▶ Your objective
Copy all the material below, exactly as it stands.

------------------------------------------------------------------------

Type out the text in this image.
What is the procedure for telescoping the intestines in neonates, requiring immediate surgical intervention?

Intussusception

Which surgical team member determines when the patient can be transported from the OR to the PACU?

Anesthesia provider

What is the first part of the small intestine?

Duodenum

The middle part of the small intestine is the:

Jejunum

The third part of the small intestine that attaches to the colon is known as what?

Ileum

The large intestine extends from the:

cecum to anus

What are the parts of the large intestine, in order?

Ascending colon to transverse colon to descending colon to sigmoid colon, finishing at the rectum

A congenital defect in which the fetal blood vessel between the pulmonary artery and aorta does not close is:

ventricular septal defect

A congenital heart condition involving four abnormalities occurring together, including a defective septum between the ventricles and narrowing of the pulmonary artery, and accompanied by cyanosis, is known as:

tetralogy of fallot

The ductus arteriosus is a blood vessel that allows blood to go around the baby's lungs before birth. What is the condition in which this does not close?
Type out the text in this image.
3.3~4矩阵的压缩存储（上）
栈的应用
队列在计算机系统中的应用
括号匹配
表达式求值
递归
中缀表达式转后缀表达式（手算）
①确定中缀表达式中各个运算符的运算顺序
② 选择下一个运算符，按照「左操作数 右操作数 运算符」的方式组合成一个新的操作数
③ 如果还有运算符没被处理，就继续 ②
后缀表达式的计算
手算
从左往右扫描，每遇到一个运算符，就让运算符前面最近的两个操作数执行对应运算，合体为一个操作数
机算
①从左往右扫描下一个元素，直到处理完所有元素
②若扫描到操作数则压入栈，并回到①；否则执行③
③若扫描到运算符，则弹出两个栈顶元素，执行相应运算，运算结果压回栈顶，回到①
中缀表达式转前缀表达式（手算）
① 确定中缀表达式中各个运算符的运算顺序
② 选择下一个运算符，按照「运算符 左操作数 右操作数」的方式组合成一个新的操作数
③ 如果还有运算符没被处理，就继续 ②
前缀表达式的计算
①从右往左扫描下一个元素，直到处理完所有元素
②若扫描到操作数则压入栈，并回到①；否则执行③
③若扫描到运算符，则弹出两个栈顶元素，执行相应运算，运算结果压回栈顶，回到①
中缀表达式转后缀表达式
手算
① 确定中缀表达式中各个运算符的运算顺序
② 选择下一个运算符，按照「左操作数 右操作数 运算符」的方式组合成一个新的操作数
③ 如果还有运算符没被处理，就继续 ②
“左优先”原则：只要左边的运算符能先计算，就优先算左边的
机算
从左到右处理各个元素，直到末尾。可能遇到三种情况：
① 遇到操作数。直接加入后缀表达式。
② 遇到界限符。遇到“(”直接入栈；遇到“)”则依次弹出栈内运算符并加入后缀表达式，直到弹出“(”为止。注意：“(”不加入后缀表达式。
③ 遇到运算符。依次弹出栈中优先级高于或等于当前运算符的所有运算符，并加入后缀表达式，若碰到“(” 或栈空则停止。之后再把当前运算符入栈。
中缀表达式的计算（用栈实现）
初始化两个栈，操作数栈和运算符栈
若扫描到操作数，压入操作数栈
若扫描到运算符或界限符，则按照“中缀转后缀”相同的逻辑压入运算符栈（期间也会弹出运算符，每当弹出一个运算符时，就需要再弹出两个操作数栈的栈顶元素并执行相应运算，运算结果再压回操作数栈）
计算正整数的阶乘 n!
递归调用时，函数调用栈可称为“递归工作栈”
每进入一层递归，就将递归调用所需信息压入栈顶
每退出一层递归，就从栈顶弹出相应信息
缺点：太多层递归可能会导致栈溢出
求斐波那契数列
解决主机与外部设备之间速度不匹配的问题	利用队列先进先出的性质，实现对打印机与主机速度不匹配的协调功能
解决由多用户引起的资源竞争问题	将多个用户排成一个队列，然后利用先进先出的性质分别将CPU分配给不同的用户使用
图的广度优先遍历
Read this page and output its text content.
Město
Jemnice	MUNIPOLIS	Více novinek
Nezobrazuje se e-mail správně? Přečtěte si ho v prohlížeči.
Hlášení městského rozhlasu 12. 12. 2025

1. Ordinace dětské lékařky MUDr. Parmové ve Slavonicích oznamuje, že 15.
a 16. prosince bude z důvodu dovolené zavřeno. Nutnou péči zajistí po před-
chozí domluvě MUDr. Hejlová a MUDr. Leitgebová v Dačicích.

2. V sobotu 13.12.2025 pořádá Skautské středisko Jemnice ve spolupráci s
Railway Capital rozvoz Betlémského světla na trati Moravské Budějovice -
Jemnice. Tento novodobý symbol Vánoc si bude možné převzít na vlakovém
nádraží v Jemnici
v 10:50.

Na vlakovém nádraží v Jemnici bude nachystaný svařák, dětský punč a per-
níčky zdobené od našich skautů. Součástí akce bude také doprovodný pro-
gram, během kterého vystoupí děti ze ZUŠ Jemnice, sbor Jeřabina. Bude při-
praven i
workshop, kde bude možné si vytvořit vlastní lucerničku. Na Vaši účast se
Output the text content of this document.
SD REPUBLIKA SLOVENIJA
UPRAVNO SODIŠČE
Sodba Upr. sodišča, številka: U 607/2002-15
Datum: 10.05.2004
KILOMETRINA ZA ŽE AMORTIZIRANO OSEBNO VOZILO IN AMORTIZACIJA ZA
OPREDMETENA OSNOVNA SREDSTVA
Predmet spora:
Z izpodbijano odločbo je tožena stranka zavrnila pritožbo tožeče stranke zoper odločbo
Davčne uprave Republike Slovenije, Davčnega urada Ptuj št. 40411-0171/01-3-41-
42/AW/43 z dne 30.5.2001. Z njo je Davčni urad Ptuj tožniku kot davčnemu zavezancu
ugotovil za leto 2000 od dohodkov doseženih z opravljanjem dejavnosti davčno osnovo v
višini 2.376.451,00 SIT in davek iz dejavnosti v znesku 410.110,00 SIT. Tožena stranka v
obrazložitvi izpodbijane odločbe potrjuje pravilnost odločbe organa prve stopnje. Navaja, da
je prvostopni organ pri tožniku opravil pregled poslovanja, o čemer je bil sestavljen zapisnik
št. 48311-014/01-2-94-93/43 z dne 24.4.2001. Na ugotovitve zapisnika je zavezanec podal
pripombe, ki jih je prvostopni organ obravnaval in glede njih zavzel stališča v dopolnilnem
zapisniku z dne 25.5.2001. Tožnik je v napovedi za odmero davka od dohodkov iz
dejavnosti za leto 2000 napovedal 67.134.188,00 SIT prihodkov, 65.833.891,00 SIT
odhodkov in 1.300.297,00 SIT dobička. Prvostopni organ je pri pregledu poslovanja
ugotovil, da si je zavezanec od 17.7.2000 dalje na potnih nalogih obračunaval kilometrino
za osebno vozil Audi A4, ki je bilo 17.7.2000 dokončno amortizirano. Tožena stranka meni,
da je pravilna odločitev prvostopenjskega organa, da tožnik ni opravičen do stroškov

------------------------------------------------------------------------

▶ Result of the exercise
Type out the text in this image.
What is the procedure for telescoping the intestines in neonates, requiring immediate surgical intervention?

Intussusception

Which surgical team member determines when the patient can be transported from the OR to the PACU?

Anesthesia provider

What is the first part of the small intestine?

Duodenum

The middle part of the small intestine is the:

Jejunum

The third part of the small intestine that attaches to the colon is known as what?

Ileum

The large intestine extends from the:

cecum to anus

What are the parts of the large intestine, in order?

Ascending colon to transverse colon to descending colon to sigmoid colon, finishing at the rectum

A congenital defect in which the fetal blood vessel between the pulmonary artery and aorta does not close is:

ventricular septal defect

A congenital heart condition involving four abnormalities occurring together, including a defective septum between the ventricles and narrowing of the pulmonary artery, and accompanied by cyanosis, is known as:

tetralogy of fallot

The ductus arteriosus is a blood vessel that allows blood to go around the baby's lungs before birth. What is the condition in which this does not close?
Type out the text in this image.
3.3~4矩阵的压缩存储（上）
栈的应用
队列在计算机系统中的应用
括号匹配
表达式求值
递归
中缀表达式转后缀表达式（手算）
①确定中缀表达式中各个运算符的运算顺序
② 选择下一个运算符，按照「左操作数 右操作数 运算符」的方式组合成一个新的操作数
③ 如果还有运算符没被处理，就继续 ②
后缀表达式的计算
手算
从左往右扫描，每遇到一个运算符，就让运算符前面最近的两个操作数执行对应运算，合体为一个操作数
机算
①从左往右扫描下一个元素，直到处理完所有元素
②若扫描到操作数则压入栈，并回到①；否则执行③
③若扫描到运算符，则弹出两个栈顶元素，执行相应运算，运算结果压回栈顶，回到①
中缀表达式转前缀表达式（手算）
① 确定中缀表达式中各个运算符的运算顺序
② 选择下一个运算符，按照「运算符 左操作数 右操作数」的方式组合成一个新的操作数
③ 如果还有运算符没被处理，就继续 ②
前缀表达式的计算
①从右往左扫描下一个元素，直到处理完所有元素
②若扫描到操作数则压入栈，并回到①；否则执行③
③若扫描到运算符，则弹出两个栈顶元素，执行相应运算，运算结果压回栈顶，回到①
中缀表达式转后缀表达式
手算
① 确定中缀表达式中各个运算符的运算顺序
② 选择下一个运算符，按照「左操作数 右操作数 运算符」的方式组合成一个新的操作数
③ 如果还有运算符没被处理，就继续 ②
“左优先”原则：只要左边的运算符能先计算，就优先算左边的
机算
从左到右处理各个元素，直到末尾。可能遇到三种情况：
① 遇到操作数。直接加入后缀表达式。
② 遇到界限符。遇到“(”直接入栈；遇到“)”则依次弹出栈内运算符并加入后缀表达式，直到弹出“(”为止。注意：“(”不加入后缀表达式。
③ 遇到运算符。依次弹出栈中优先级高于或等于当前运算符的所有运算符，并加入后缀表达式，若碰到“(” 或栈空则停止。之后再把当前运算符入栈。
中缀表达式的计算（用栈实现）
初始化两个栈，操作数栈和运算符栈
若扫描到操作数，压入操作数栈
若扫描到运算符或界限符，则按照“中缀转后缀”相同的逻辑压入运算符栈（期间也会弹出运算符，每当弹出一个运算符时，就需要再弹出两个操作数栈的栈顶元素并执行相应运算，运算结果再压回操作数栈）
计算正整数的阶乘 n!
递归调用时，函数调用栈可称为“递归工作栈”
每进入一层递归，就将递归调用所需信息压入栈顶
每退出一层递归，就从栈顶弹出相应信息
缺点：太多层递归可能会导致栈溢出
求斐波那契数列
解决主机与外部设备之间速度不匹配的问题	利用队列先进先出的性质，实现对打印机与主机速度不匹配的协调功能
解决由多用户引起的资源竞争问题	将多个用户排成一个队列，然后利用先进先出的性质分别将CPU分配给不同的用户使用
图的广度优先遍历
Read this page and output its text content.
Město
Jemnice	MUNIPOLIS	Více novinek
Nezobrazuje se e-mail správně? Přečtěte si ho v prohlížeči.
Hlášení městského rozhlasu 12. 12. 2025

1. Ordinace dětské lékařky MUDr. Parmové ve Slavonicích oznamuje, že 15.
a 16. prosince bude z důvodu dovolené zavřeno. Nutnou péči zajistí po před-
chozí domluvě MUDr. Hejlová a MUDr. Leitgebová v Dačicích.

2. V sobotu 13.12.2025 pořádá Skautské středisko Jemnice ve spolupráci s
Railway Capital rozvoz Betlémského světla na trati Moravské Budějovice -
Jemnice. Tento novodobý symbol Vánoc si bude možné převzít na vlakovém
nádraží v Jemnici
v 10:50.

Na vlakovém nádraží v Jemnici bude nachystaný svařák, dětský punč a per-
níčky zdobené od našich skautů. Součástí akce bude také doprovodný pro-
gram, během kterého vystoupí děti ze ZUŠ Jemnice, sbor Jeřabina. Bude při-
praven i
workshop, kde bude možné si vytvořit vlastní lucerničku. Na Vaši účast se
Output the text content of this document.
SD REPUBLIKA SLOVENIJA
UPRAVNO SODIŠČE
Sodba Upr. sodišča, številka: U 607/2002-15
Datum: 10.05.2004
KILOMETRINA ZA ŽE AMORTIZIRANO OSEBNO VOZILO IN AMORTIZACIJA ZA
OPREDMETENA OSNOVNA SREDSTVA
Predmet spora:
Z izpodbijano odločbo je tožena stranka zavrnila pritožbo tožeče stranke zoper odločbo
Davčne uprave Republike Slovenije, Davčnega urada Ptuj št. 40411-0171/01-3-41-
42/AW/43 z dne 30.5.2001. Z njo je Davčni urad Ptuj tožniku kot davčnemu zavezancu
ugotovil za leto 2000 od dohodkov doseženih z opravljanjem dejavnosti davčno osnovo v
višini 2.376.451,00 SIT in davek iz dejavnosti v znesku 410.110,00 SIT. Tožena stranka v
obrazložitvi izpodbijane odločbe potrjuje pravilnost odločbe organa prve stopnje. Navaja, da
je prvostopni organ pri tožniku opravil pregled poslovanja, o čemer je bil sestavljen zapisnik
št. 48311-014/01-2-94-93/43 z dne 24.4.2001. Na ugotovitve zapisnika je zavezanec podal
pripombe, ki jih je prvostopni organ obravnaval in glede njih zavzel stališča v dopolnilnem
zapisniku z dne 25.5.2001. Tožnik je v napovedi za odmero davka od dohodkov iz
dejavnosti za leto 2000 napovedal 67.134.188,00 SIT prihodkov, 65.833.891,00 SIT
odhodkov in 1.300.297,00 SIT dobička. Prvostopni organ je pri pregledu poslovanja
ugotovil, da si je zavezanec od 17.7.2000 dalje na potnih nalogih obračunaval kilometrino
za osebno vozil Audi A4, ki je bilo 17.7.2000 dokončno amortizirano. Tožena stranka meni,
da je pravilna odločitev prvostopenjskega organa, da tožnik ni opravičen do stroškov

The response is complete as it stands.